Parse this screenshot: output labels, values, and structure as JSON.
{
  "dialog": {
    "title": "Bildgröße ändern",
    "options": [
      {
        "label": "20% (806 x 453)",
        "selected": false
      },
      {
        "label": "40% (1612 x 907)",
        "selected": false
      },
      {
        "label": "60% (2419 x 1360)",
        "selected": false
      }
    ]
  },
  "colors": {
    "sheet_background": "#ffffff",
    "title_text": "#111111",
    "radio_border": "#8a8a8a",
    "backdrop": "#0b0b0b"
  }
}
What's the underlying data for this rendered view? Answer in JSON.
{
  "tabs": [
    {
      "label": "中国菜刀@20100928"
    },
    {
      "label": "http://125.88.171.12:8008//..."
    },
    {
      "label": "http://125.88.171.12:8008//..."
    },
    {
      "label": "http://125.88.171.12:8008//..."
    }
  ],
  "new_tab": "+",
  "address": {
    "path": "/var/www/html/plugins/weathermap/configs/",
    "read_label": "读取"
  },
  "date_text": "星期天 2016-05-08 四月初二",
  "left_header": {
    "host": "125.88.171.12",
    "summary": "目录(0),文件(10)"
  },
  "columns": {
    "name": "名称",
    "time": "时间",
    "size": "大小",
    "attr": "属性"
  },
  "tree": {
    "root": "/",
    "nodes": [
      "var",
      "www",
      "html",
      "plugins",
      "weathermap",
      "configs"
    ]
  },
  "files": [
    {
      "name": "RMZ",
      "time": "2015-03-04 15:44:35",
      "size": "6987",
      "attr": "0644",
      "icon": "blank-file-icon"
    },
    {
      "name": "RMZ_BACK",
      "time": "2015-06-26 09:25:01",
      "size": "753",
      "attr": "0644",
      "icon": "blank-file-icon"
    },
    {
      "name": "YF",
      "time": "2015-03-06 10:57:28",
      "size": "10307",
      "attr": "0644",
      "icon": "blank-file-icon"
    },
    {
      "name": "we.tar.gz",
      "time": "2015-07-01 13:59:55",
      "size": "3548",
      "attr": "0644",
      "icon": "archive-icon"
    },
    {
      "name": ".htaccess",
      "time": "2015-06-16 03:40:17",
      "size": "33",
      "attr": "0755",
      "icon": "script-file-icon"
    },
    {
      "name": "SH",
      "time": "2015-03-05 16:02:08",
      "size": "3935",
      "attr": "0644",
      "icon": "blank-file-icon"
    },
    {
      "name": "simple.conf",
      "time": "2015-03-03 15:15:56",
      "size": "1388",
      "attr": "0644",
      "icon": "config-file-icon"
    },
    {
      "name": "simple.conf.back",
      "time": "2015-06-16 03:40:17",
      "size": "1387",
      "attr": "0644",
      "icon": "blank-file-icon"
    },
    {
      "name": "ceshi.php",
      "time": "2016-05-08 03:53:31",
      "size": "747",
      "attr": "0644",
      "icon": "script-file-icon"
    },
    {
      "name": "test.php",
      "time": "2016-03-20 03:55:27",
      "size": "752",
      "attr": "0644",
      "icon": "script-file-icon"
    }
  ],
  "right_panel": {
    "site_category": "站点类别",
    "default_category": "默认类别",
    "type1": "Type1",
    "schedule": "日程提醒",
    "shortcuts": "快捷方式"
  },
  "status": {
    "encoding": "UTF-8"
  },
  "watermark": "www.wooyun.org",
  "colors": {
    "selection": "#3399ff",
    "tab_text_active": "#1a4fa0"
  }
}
* * * * * * *
* **Problem to work on**: Using the listing above, retype each line exactly.

* **Response below**:
Parse this screenshot: output labels, values, and structure as JSON.
{
  "dialog": {
    "title": "Bildgröße ändern",
    "options": [
      {
        "label": "20% (806 x 453)",
        "selected": false
      },
      {
        "label": "40% (1612 x 907)",
        "selected": false
      },
      {
        "label": "60% (2419 x 1360)",
        "selected": false
      }
    ]
  },
  "colors": {
    "sheet_background": "#ffffff",
    "title_text": "#111111",
    "radio_border": "#8a8a8a",
    "backdrop": "#0b0b0b"
  }
}
What's the underlying data for this rendered view? Answer in JSON.
{
  "tabs": [
    {
      "label": "中国菜刀@20100928"
    },
    {
      "label": "http://125.88.171.12:8008//..."
    },
    {
      "label": "http://125.88.171.12:8008//..."
    },
    {
      "label": "http://125.88.171.12:8008//..."
    }
  ],
  "new_tab": "+",
  "address": {
    "path": "/var/www/html/plugins/weathermap/configs/",
    "read_label": "读取"
  },
  "date_text": "星期天 2016-05-08 四月初二",
  "left_header": {
    "host": "125.88.171.12",
    "summary": "目录(0),文件(10)"
  },
  "columns": {
    "name": "名称",
    "time": "时间",
    "size": "大小",
    "attr": "属性"
  },
  "tree": {
    "root": "/",
    "nodes": [
      "var",
      "www",
      "html",
      "plugins",
      "weathermap",
      "configs"
    ]
  },
  "files": [
    {
      "name": "RMZ",
      "time": "2015-03-04 15:44:35",
      "size": "6987",
      "attr": "0644",
      "icon": "blank-file-icon"
    },
    {
      "name": "RMZ_BACK",
      "time": "2015-06-26 09:25:01",
      "size": "753",
      "attr": "0644",
      "icon": "blank-file-icon"
    },
    {
      "name": "YF",
      "time": "2015-03-06 10:57:28",
      "size": "10307",
      "attr": "0644",
      "icon": "blank-file-icon"
    },
    {
      "name": "we.tar.gz",
      "time": "2015-07-01 13:59:55",
      "size": "3548",
      "attr": "0644",
      "icon": "archive-icon"
    },
    {
      "name": ".htaccess",
      "time": "2015-06-16 03:40:17",
      "size": "33",
      "attr": "0755",
      "icon": "script-file-icon"
    },
    {
      "name": "SH",
      "time": "2015-03-05 16:02:08",
      "size": "3935",
      "attr": "0644",
      "icon": "blank-file-icon"
    },
    {
      "name": "simple.conf",
      "time": "2015-03-03 15:15:56",
      "size": "1388",
      "attr": "0644",
      "icon": "config-file-icon"
    },
    {
      "name": "simple.conf.back",
      "time": "2015-06-16 03:40:17",
      "size": "1387",
      "attr": "0644",
      "icon": "blank-file-icon"
    },
    {
      "name": "ceshi.php",
      "time": "2016-05-08 03:53:31",
      "size": "747",
      "attr": "0644",
      "icon": "script-file-icon"
    },
    {
      "name": "test.php",
      "time": "2016-03-20 03:55:27",
      "size": "752",
      "attr": "0644",
      "icon": "script-file-icon"
    }
  ],
  "right_panel": {
    "site_category": "站点类别",
    "default_category": "默认类别",
    "type1": "Type1",
    "schedule": "日程提醒",
    "shortcuts": "快捷方式"
  },
  "status": {
    "encoding": "UTF-8"
  },
  "watermark": "www.wooyun.org",
  "colors": {
    "selection": "#3399ff",
    "tab_text_active": "#1a4fa0"
  }
}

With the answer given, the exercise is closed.